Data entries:

* Start *

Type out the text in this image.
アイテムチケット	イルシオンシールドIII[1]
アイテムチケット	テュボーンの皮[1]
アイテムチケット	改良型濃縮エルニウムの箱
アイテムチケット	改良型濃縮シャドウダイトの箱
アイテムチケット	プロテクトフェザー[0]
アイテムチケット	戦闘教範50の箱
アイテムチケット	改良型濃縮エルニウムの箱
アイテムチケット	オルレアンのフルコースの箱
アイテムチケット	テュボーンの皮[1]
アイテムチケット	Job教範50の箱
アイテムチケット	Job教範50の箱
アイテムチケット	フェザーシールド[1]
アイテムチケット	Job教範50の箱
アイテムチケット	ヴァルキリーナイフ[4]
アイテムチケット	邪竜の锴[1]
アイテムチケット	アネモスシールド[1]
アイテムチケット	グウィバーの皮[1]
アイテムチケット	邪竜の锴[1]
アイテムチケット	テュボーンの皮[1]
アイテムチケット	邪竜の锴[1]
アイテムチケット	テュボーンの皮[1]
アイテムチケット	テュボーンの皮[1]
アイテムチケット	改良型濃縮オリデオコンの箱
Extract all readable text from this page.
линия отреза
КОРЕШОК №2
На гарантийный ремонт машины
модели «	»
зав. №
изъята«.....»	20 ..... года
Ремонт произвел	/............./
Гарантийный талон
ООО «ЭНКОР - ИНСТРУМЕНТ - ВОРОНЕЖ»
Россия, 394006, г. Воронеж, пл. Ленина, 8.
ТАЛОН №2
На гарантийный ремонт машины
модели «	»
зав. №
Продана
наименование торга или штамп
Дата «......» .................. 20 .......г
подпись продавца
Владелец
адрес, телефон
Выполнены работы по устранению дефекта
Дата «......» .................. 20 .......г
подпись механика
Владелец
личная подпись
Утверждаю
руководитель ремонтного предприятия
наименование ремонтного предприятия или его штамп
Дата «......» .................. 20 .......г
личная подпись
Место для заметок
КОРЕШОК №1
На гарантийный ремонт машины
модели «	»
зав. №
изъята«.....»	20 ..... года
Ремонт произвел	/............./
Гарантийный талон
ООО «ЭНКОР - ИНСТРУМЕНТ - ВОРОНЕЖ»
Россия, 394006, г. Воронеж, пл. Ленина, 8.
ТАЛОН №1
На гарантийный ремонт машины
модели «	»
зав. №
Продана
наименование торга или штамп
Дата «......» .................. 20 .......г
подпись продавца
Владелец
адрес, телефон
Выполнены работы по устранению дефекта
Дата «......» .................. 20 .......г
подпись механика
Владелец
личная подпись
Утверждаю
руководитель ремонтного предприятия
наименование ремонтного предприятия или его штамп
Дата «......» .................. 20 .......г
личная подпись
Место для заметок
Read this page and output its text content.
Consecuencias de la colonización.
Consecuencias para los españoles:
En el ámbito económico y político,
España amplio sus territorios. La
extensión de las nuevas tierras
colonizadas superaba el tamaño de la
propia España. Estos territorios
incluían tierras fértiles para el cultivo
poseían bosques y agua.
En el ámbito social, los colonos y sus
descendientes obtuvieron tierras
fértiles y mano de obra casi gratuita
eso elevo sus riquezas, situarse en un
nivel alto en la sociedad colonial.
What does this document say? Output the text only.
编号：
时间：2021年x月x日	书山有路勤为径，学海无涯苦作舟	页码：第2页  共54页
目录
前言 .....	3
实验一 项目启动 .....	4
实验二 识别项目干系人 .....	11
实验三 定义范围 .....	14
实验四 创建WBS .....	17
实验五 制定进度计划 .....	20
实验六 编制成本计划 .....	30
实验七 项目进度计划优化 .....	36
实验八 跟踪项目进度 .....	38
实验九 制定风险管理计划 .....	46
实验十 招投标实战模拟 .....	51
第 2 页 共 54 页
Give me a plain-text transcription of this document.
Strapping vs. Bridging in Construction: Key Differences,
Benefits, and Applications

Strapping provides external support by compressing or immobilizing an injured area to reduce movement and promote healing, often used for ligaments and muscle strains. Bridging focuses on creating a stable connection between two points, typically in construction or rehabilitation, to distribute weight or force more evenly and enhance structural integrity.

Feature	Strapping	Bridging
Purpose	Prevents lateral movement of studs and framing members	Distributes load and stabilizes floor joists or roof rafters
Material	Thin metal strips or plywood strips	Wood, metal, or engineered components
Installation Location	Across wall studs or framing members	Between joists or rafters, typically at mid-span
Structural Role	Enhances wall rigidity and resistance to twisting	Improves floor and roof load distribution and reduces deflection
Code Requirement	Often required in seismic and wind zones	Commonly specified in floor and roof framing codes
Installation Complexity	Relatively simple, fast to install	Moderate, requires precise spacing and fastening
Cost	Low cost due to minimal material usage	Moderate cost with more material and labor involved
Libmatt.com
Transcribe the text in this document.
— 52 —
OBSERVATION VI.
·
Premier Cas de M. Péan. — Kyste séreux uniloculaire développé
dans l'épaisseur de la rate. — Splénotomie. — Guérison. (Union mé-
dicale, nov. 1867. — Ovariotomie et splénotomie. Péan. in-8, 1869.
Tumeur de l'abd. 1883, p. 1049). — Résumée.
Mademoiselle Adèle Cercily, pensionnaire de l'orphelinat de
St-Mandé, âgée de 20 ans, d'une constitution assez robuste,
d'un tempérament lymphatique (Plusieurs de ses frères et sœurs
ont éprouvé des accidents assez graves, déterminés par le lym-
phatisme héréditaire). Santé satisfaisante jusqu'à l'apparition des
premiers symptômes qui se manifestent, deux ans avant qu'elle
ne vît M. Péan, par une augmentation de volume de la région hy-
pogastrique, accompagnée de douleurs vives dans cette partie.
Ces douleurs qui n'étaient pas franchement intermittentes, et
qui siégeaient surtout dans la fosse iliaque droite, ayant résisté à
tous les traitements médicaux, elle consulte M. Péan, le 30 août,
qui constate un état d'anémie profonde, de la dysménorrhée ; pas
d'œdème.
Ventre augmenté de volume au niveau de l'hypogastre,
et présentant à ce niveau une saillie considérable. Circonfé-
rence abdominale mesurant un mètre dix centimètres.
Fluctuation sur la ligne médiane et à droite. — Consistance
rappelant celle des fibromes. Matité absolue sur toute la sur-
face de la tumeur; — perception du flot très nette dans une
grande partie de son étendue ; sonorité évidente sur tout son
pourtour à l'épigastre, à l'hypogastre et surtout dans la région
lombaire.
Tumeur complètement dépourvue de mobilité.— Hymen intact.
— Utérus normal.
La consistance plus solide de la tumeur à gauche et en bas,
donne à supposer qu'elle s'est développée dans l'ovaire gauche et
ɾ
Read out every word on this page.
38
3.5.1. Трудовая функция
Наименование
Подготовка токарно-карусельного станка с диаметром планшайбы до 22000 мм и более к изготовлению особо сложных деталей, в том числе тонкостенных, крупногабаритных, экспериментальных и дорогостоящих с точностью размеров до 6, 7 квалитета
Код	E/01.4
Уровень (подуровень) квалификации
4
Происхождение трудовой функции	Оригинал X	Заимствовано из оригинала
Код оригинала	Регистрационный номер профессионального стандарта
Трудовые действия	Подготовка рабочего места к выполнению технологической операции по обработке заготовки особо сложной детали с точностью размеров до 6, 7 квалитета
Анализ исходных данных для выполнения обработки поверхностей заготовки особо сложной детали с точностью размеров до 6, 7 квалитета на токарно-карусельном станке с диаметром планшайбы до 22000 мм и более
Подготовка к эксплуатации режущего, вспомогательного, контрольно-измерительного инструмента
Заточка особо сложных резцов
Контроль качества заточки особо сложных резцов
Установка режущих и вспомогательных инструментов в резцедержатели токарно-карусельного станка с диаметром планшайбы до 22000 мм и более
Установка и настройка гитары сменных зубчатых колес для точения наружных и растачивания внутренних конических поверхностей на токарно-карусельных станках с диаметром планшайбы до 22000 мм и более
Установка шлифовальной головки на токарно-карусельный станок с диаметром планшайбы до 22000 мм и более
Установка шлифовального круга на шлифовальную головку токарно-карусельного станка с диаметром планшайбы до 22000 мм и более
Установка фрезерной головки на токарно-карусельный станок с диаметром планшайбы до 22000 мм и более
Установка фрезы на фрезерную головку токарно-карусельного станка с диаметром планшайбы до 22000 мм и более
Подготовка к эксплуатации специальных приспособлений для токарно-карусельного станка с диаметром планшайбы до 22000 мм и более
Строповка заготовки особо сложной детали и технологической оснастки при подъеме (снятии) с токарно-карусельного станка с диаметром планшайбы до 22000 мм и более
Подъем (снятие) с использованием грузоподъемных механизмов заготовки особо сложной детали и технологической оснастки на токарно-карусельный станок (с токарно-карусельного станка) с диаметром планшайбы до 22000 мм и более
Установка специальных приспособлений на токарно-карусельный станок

* End *

Task description
Track down every line holding the string "rafters" and copy it.

Correct output
Purpose	Prevents lateral movement of studs and framing members	Distributes load and stabilizes floor joists or roof rafters
Installation Location	Across wall studs or framing members	Between joists or rafters, typically at mid-span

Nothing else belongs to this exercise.